THE TASK
Would it be possible to write out each entry below exactly, without the pictures?
- - -
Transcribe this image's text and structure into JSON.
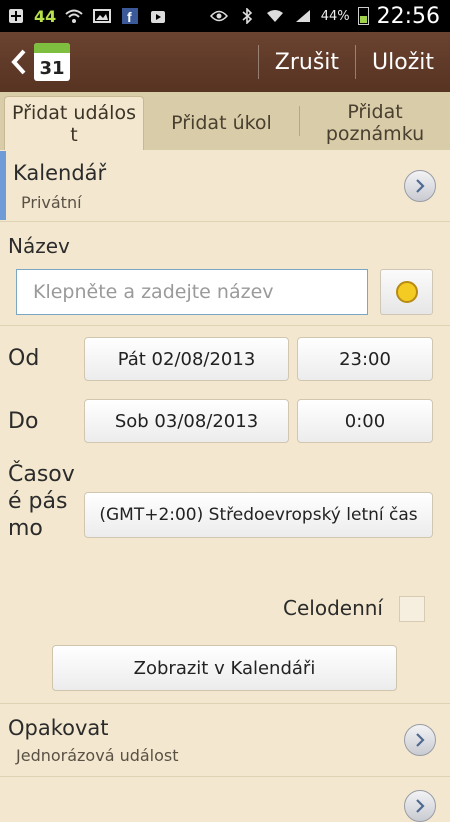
{
  "status_bar": {
    "badge": "44",
    "battery": "44%",
    "time": "22:56"
  },
  "header": {
    "calendar_day": "31",
    "cancel": "Zrušit",
    "save": "Uložit"
  },
  "tabs": [
    {
      "label": "Přidat událost",
      "active": true
    },
    {
      "label": "Přidat úkol",
      "active": false
    },
    {
      "label": "Přidat poznámku",
      "active": false
    }
  ],
  "calendar": {
    "title": "Kalendář",
    "value": "Privátní"
  },
  "name": {
    "label": "Název",
    "placeholder": "Klepněte a zadejte název"
  },
  "from": {
    "label": "Od",
    "date": "Pát 02/08/2013",
    "time": "23:00"
  },
  "to": {
    "label": "Do",
    "date": "Sob 03/08/2013",
    "time": "0:00"
  },
  "timezone": {
    "label": "Časové pásmo",
    "value": "(GMT+2:00) Středoevropský letní čas"
  },
  "all_day": {
    "label": "Celodenní"
  },
  "show_in_calendar": "Zobrazit v Kalendáři",
  "repeat": {
    "title": "Opakovat",
    "value": "Jednorázová událost"
  },
  "colors": {
    "header": "#5f3a27",
    "background": "#f3e8cf",
    "accent": "#6f9bd6"
  }
}
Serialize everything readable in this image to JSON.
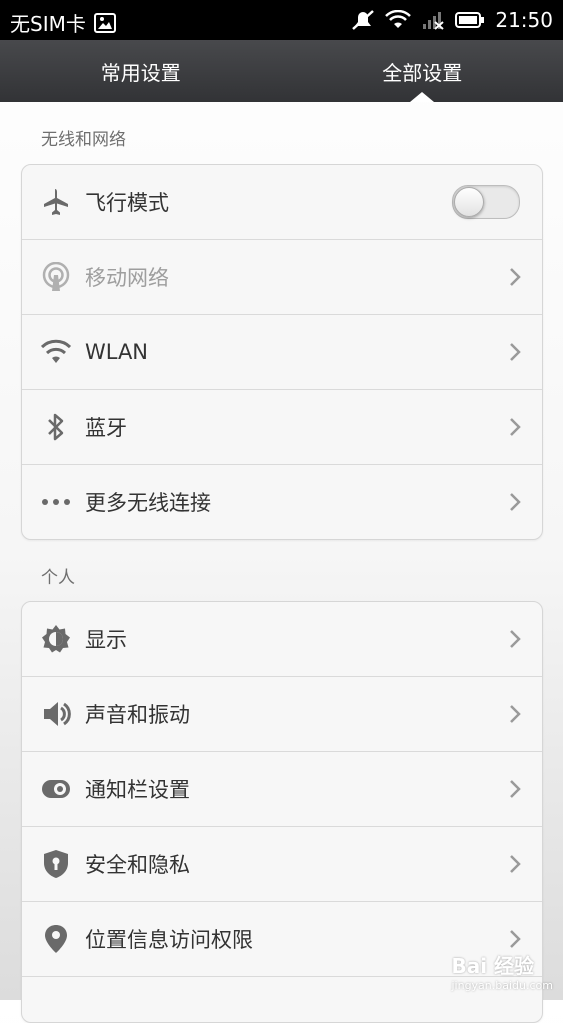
{
  "status_bar": {
    "carrier": "无SIM卡",
    "time": "21:50"
  },
  "tabs": [
    {
      "label": "常用设置",
      "active": false
    },
    {
      "label": "全部设置",
      "active": true
    }
  ],
  "sections": [
    {
      "title": "无线和网络",
      "items": [
        {
          "label": "飞行模式",
          "icon": "airplane-icon",
          "control": "toggle",
          "on": false
        },
        {
          "label": "移动网络",
          "icon": "cellular-antenna-icon",
          "disabled": true
        },
        {
          "label": "WLAN",
          "icon": "wifi-icon"
        },
        {
          "label": "蓝牙",
          "icon": "bluetooth-icon"
        },
        {
          "label": "更多无线连接",
          "icon": "more-dots-icon"
        }
      ]
    },
    {
      "title": "个人",
      "items": [
        {
          "label": "显示",
          "icon": "brightness-icon"
        },
        {
          "label": "声音和振动",
          "icon": "speaker-icon"
        },
        {
          "label": "通知栏设置",
          "icon": "notification-toggle-icon"
        },
        {
          "label": "安全和隐私",
          "icon": "shield-lock-icon"
        },
        {
          "label": "位置信息访问权限",
          "icon": "location-pin-icon"
        }
      ]
    }
  ],
  "colors": {
    "tabbar": "#3c3d40",
    "icon": "#6a6a6a",
    "text": "#333333",
    "disabled_text": "#9e9e9e"
  },
  "watermark": {
    "brand": "Bai 经验",
    "url": "jingyan.baidu.com"
  }
}
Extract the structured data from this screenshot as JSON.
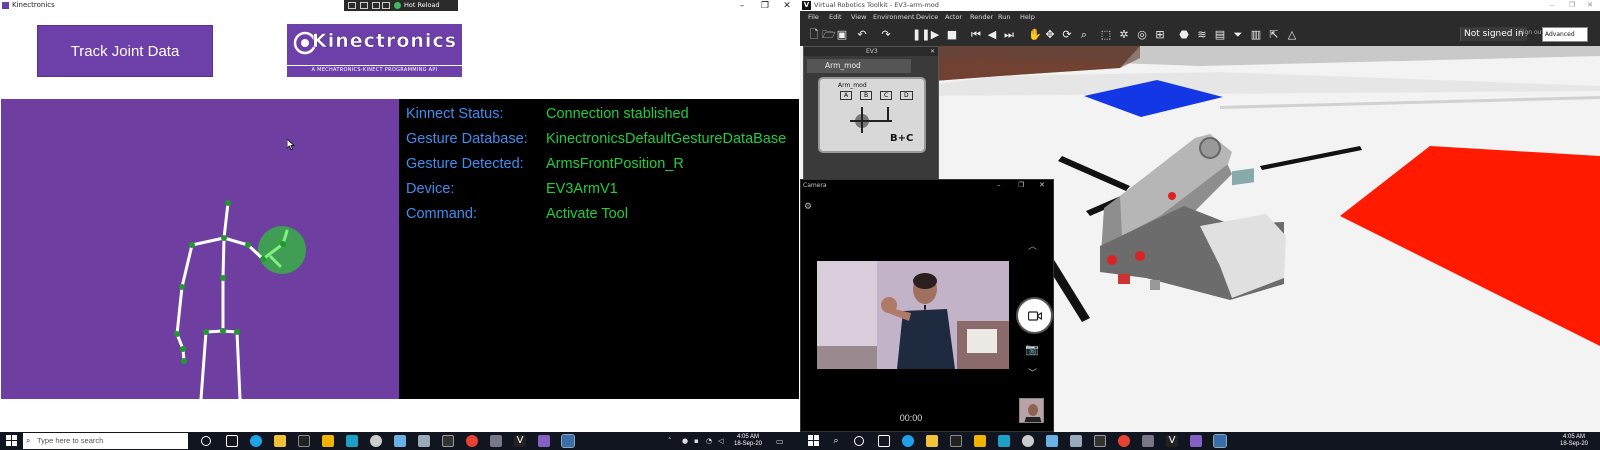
- - -
CORRECT RESULT
Transcribe this image's text and structure into JSON.
{
  "status_bar": {
    "badge": "44",
    "battery": "44%",
    "time": "22:56"
  },
  "header": {
    "calendar_day": "31",
    "cancel": "Zrušit",
    "save": "Uložit"
  },
  "tabs": [
    {
      "label": "Přidat událost",
      "active": true
    },
    {
      "label": "Přidat úkol",
      "active": false
    },
    {
      "label": "Přidat poznámku",
      "active": false
    }
  ],
  "calendar": {
    "title": "Kalendář",
    "value": "Privátní"
  },
  "name": {
    "label": "Název",
    "placeholder": "Klepněte a zadejte název"
  },
  "from": {
    "label": "Od",
    "date": "Pát 02/08/2013",
    "time": "23:00"
  },
  "to": {
    "label": "Do",
    "date": "Sob 03/08/2013",
    "time": "0:00"
  },
  "timezone": {
    "label": "Časové pásmo",
    "value": "(GMT+2:00) Středoevropský letní čas"
  },
  "all_day": {
    "label": "Celodenní"
  },
  "show_in_calendar": "Zobrazit v Kalendáři",
  "repeat": {
    "title": "Opakovat",
    "value": "Jednorázová událost"
  },
  "colors": {
    "header": "#5f3a27",
    "background": "#f3e8cf",
    "accent": "#6f9bd6"
  }
}
Serialize everything readable in this image to JSON.
{
  "status_bar": {
    "carrier": "无SIM卡",
    "time": "21:50"
  },
  "tabs": [
    {
      "label": "常用设置",
      "active": false
    },
    {
      "label": "全部设置",
      "active": true
    }
  ],
  "sections": [
    {
      "title": "无线和网络",
      "items": [
        {
          "label": "飞行模式",
          "icon": "airplane-icon",
          "control": "toggle",
          "on": false
        },
        {
          "label": "移动网络",
          "icon": "cellular-antenna-icon",
          "disabled": true
        },
        {
          "label": "WLAN",
          "icon": "wifi-icon"
        },
        {
          "label": "蓝牙",
          "icon": "bluetooth-icon"
        },
        {
          "label": "更多无线连接",
          "icon": "more-dots-icon"
        }
      ]
    },
    {
      "title": "个人",
      "items": [
        {
          "label": "显示",
          "icon": "brightness-icon"
        },
        {
          "label": "声音和振动",
          "icon": "speaker-icon"
        },
        {
          "label": "通知栏设置",
          "icon": "notification-toggle-icon"
        },
        {
          "label": "安全和隐私",
          "icon": "shield-lock-icon"
        },
        {
          "label": "位置信息访问权限",
          "icon": "location-pin-icon"
        }
      ]
    }
  ],
  "colors": {
    "tabbar": "#3c3d40",
    "icon": "#6a6a6a",
    "text": "#333333",
    "disabled_text": "#9e9e9e"
  },
  "watermark": {
    "brand": "Bai 经验",
    "url": "jingyan.baidu.com"
  }
}
Extract the structured data from this screenshot as JSON.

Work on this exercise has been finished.